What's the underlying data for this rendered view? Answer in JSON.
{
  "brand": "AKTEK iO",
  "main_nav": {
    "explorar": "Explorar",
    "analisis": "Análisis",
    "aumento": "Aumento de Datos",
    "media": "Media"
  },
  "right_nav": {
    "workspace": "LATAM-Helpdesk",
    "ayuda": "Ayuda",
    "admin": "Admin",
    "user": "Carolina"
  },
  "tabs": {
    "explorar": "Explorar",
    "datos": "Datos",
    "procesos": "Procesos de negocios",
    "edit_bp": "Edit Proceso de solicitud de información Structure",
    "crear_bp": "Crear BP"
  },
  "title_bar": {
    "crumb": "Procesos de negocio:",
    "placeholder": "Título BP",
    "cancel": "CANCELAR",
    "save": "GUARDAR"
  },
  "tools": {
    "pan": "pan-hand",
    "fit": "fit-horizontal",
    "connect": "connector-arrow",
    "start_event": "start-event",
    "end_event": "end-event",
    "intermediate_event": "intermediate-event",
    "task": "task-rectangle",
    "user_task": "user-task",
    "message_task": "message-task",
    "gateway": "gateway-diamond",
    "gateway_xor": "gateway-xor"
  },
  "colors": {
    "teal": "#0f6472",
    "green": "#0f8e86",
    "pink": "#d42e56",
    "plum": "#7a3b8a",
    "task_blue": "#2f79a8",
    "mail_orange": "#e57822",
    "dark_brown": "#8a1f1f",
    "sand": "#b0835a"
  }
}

• SET PROBLEM
Please list every line of the records that contains "Procesos".

• SOLUTION
    "procesos": "Procesos de negocios",
    "crumb": "Procesos de negocio:",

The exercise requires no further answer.